start Given information
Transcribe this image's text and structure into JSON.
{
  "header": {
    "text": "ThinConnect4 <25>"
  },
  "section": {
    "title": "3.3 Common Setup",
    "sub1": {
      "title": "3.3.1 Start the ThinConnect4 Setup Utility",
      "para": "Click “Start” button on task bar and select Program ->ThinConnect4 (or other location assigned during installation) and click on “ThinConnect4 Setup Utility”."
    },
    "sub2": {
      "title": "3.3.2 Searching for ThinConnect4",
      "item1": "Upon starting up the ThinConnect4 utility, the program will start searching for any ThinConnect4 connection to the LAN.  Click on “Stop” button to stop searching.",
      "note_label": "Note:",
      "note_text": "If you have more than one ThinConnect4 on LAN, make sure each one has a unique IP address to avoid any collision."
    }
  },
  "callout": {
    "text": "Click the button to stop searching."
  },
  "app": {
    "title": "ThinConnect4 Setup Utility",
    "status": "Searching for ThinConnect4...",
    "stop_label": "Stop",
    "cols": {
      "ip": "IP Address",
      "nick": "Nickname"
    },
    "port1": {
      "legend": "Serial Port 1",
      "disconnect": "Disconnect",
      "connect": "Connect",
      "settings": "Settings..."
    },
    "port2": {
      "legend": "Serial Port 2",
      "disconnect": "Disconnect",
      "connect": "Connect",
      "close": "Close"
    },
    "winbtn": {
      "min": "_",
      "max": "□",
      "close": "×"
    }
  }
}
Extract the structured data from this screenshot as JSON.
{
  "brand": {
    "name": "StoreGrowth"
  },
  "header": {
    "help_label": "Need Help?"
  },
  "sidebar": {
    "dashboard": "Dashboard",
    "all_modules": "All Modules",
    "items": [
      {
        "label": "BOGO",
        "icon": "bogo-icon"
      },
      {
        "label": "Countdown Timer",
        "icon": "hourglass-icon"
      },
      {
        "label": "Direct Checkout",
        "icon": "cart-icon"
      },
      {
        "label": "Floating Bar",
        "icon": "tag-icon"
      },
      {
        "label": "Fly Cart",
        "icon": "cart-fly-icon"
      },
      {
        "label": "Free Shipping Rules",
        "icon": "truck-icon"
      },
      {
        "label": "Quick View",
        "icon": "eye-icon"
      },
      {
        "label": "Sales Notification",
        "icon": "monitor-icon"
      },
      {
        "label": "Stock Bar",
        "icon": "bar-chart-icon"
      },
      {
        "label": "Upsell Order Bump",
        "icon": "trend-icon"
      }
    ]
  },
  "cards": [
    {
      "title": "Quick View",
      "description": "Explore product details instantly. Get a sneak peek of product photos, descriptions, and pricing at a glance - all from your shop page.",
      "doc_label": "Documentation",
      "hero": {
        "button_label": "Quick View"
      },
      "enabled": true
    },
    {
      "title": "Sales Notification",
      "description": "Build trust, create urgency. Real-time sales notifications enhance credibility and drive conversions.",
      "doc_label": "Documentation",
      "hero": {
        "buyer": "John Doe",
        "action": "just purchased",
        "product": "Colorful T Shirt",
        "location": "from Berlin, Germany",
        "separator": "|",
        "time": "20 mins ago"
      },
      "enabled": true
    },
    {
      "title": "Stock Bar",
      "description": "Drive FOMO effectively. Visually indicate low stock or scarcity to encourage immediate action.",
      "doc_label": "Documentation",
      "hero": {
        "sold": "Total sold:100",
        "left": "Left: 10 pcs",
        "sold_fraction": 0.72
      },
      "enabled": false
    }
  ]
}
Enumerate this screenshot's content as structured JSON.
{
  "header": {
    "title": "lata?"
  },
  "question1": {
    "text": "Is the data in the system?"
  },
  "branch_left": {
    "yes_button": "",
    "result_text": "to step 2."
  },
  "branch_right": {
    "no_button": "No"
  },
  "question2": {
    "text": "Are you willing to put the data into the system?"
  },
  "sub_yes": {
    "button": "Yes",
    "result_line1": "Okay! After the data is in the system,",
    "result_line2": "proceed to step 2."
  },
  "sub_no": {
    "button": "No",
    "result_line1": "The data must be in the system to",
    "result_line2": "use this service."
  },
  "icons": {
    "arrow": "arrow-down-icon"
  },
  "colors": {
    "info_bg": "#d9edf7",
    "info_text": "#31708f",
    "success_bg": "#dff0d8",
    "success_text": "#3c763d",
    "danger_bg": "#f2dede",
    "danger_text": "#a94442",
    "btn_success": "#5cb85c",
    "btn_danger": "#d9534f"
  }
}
end Given information
Job: Pull out every line from the one with "Enumerate this screenshot's" to the end of the listing, and output only those.

Result of the exercise:
Enumerate this screenshot's content as structured JSON.
{
  "header": {
    "title": "lata?"
  },
  "question1": {
    "text": "Is the data in the system?"
  },
  "branch_left": {
    "yes_button": "",
    "result_text": "to step 2."
  },
  "branch_right": {
    "no_button": "No"
  },
  "question2": {
    "text": "Are you willing to put the data into the system?"
  },
  "sub_yes": {
    "button": "Yes",
    "result_line1": "Okay! After the data is in the system,",
    "result_line2": "proceed to step 2."
  },
  "sub_no": {
    "button": "No",
    "result_line1": "The data must be in the system to",
    "result_line2": "use this service."
  },
  "icons": {
    "arrow": "arrow-down-icon"
  },
  "colors": {
    "info_bg": "#d9edf7",
    "info_text": "#31708f",
    "success_bg": "#dff0d8",
    "success_text": "#3c763d",
    "danger_bg": "#f2dede",
    "danger_text": "#a94442",
    "btn_success": "#5cb85c",
    "btn_danger": "#d9534f"
  }
}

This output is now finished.